Figure contents as structured data

# # # #

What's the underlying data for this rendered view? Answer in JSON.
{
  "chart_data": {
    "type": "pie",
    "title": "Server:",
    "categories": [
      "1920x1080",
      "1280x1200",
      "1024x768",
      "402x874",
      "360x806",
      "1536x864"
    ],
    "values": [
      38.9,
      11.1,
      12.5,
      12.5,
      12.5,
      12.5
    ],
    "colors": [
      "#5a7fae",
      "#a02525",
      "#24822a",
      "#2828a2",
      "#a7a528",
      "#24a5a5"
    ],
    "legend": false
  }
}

# # # #

WRITTEN TASK
Using the data above, output each line exactly.

EXERCISE OUTPUT
What's the underlying data for this rendered view? Answer in JSON.
{
  "chart_data": {
    "type": "pie",
    "title": "Server:",
    "categories": [
      "1920x1080",
      "1280x1200",
      "1024x768",
      "402x874",
      "360x806",
      "1536x864"
    ],
    "values": [
      38.9,
      11.1,
      12.5,
      12.5,
      12.5,
      12.5
    ],
    "colors": [
      "#5a7fae",
      "#a02525",
      "#24822a",
      "#2828a2",
      "#a7a528",
      "#24a5a5"
    ],
    "legend": false
  }
}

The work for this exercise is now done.